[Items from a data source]
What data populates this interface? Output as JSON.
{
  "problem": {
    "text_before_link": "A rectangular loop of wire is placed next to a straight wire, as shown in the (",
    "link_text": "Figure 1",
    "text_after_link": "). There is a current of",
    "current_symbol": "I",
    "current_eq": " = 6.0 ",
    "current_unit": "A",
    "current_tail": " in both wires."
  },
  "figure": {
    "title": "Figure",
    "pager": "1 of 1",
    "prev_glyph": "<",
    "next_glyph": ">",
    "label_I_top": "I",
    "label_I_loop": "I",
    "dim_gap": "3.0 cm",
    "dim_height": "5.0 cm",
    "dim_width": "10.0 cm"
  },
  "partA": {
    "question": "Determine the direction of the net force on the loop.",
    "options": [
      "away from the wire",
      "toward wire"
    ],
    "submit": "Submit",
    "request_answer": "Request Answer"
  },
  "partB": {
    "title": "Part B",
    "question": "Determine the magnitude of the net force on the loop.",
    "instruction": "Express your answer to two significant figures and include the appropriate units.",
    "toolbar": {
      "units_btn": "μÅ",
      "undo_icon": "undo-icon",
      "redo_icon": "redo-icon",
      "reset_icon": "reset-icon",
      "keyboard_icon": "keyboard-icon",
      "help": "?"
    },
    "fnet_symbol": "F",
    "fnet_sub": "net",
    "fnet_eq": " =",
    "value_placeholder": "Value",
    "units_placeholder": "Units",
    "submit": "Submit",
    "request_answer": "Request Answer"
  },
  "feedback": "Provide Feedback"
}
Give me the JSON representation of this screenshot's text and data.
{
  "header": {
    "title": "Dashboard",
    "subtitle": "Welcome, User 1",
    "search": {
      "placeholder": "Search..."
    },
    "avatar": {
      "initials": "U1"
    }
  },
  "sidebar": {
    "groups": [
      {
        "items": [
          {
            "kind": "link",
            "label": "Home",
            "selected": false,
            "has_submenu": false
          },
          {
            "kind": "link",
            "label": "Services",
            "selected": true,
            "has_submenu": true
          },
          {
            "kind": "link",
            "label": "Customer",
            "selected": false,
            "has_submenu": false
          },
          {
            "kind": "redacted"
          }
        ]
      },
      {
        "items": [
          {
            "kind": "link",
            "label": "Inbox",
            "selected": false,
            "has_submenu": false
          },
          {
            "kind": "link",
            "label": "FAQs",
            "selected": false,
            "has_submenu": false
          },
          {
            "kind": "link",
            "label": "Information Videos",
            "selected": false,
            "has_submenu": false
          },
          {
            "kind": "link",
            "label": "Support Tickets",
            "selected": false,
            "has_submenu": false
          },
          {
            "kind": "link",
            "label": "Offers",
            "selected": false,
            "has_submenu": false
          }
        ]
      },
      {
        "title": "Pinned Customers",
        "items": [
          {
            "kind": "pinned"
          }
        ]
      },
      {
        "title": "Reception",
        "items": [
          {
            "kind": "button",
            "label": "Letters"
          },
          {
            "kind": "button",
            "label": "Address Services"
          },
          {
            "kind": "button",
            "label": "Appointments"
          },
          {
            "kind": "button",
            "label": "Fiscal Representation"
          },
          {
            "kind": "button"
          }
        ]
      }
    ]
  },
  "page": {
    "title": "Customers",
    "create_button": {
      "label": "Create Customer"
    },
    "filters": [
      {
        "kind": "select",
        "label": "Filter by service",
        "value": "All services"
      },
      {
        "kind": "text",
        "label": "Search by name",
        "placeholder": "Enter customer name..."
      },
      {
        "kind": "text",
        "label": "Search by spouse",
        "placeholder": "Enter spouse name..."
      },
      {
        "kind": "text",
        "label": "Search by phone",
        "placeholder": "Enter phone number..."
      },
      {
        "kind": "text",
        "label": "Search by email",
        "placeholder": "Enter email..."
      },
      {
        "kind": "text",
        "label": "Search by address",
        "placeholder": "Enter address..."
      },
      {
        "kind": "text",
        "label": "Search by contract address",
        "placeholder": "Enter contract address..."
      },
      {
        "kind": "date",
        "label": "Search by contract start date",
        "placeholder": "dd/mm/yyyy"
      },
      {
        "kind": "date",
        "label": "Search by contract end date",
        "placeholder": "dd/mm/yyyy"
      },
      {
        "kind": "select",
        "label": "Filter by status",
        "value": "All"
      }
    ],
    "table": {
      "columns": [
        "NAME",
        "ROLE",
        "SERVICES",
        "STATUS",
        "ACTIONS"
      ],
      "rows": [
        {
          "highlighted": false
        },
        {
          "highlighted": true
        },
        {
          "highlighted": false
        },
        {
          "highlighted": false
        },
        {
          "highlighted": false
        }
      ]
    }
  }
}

Problem description: Reproduce the data in its entirety, matching each character.

Exercise response:
What data populates this interface? Output as JSON.
{
  "problem": {
    "text_before_link": "A rectangular loop of wire is placed next to a straight wire, as shown in the (",
    "link_text": "Figure 1",
    "text_after_link": "). There is a current of",
    "current_symbol": "I",
    "current_eq": " = 6.0 ",
    "current_unit": "A",
    "current_tail": " in both wires."
  },
  "figure": {
    "title": "Figure",
    "pager": "1 of 1",
    "prev_glyph": "<",
    "next_glyph": ">",
    "label_I_top": "I",
    "label_I_loop": "I",
    "dim_gap": "3.0 cm",
    "dim_height": "5.0 cm",
    "dim_width": "10.0 cm"
  },
  "partA": {
    "question": "Determine the direction of the net force on the loop.",
    "options": [
      "away from the wire",
      "toward wire"
    ],
    "submit": "Submit",
    "request_answer": "Request Answer"
  },
  "partB": {
    "title": "Part B",
    "question": "Determine the magnitude of the net force on the loop.",
    "instruction": "Express your answer to two significant figures and include the appropriate units.",
    "toolbar": {
      "units_btn": "μÅ",
      "undo_icon": "undo-icon",
      "redo_icon": "redo-icon",
      "reset_icon": "reset-icon",
      "keyboard_icon": "keyboard-icon",
      "help": "?"
    },
    "fnet_symbol": "F",
    "fnet_sub": "net",
    "fnet_eq": " =",
    "value_placeholder": "Value",
    "units_placeholder": "Units",
    "submit": "Submit",
    "request_answer": "Request Answer"
  },
  "feedback": "Provide Feedback"
}
Give me the JSON representation of this screenshot's text and data.
{
  "header": {
    "title": "Dashboard",
    "subtitle": "Welcome, User 1",
    "search": {
      "placeholder": "Search..."
    },
    "avatar": {
      "initials": "U1"
    }
  },
  "sidebar": {
    "groups": [
      {
        "items": [
          {
            "kind": "link",
            "label": "Home",
            "selected": false,
            "has_submenu": false
          },
          {
            "kind": "link",
            "label": "Services",
            "selected": true,
            "has_submenu": true
          },
          {
            "kind": "link",
            "label": "Customer",
            "selected": false,
            "has_submenu": false
          },
          {
            "kind": "redacted"
          }
        ]
      },
      {
        "items": [
          {
            "kind": "link",
            "label": "Inbox",
            "selected": false,
            "has_submenu": false
          },
          {
            "kind": "link",
            "label": "FAQs",
            "selected": false,
            "has_submenu": false
          },
          {
            "kind": "link",
            "label": "Information Videos",
            "selected": false,
            "has_submenu": false
          },
          {
            "kind": "link",
            "label": "Support Tickets",
            "selected": false,
            "has_submenu": false
          },
          {
            "kind": "link",
            "label": "Offers",
            "selected": false,
            "has_submenu": false
          }
        ]
      },
      {
        "title": "Pinned Customers",
        "items": [
          {
            "kind": "pinned"
          }
        ]
      },
      {
        "title": "Reception",
        "items": [
          {
            "kind": "button",
            "label": "Letters"
          },
          {
            "kind": "button",
            "label": "Address Services"
          },
          {
            "kind": "button",
            "label": "Appointments"
          },
          {
            "kind": "button",
            "label": "Fiscal Representation"
          },
          {
            "kind": "button"
          }
        ]
      }
    ]
  },
  "page": {
    "title": "Customers",
    "create_button": {
      "label": "Create Customer"
    },
    "filters": [
      {
        "kind": "select",
        "label": "Filter by service",
        "value": "All services"
      },
      {
        "kind": "text",
        "label": "Search by name",
        "placeholder": "Enter customer name..."
      },
      {
        "kind": "text",
        "label": "Search by spouse",
        "placeholder": "Enter spouse name..."
      },
      {
        "kind": "text",
        "label": "Search by phone",
        "placeholder": "Enter phone number..."
      },
      {
        "kind": "text",
        "label": "Search by email",
        "placeholder": "Enter email..."
      },
      {
        "kind": "text",
        "label": "Search by address",
        "placeholder": "Enter address..."
      },
      {
        "kind": "text",
        "label": "Search by contract address",
        "placeholder": "Enter contract address..."
      },
      {
        "kind": "date",
        "label": "Search by contract start date",
        "placeholder": "dd/mm/yyyy"
      },
      {
        "kind": "date",
        "label": "Search by contract end date",
        "placeholder": "dd/mm/yyyy"
      },
      {
        "kind": "select",
        "label": "Filter by status",
        "value": "All"
      }
    ],
    "table": {
      "columns": [
        "NAME",
        "ROLE",
        "SERVICES",
        "STATUS",
        "ACTIONS"
      ],
      "rows": [
        {
          "highlighted": false
        },
        {
          "highlighted": true
        },
        {
          "highlighted": false
        },
        {
          "highlighted": false
        },
        {
          "highlighted": false
        }
      ]
    }
  }
}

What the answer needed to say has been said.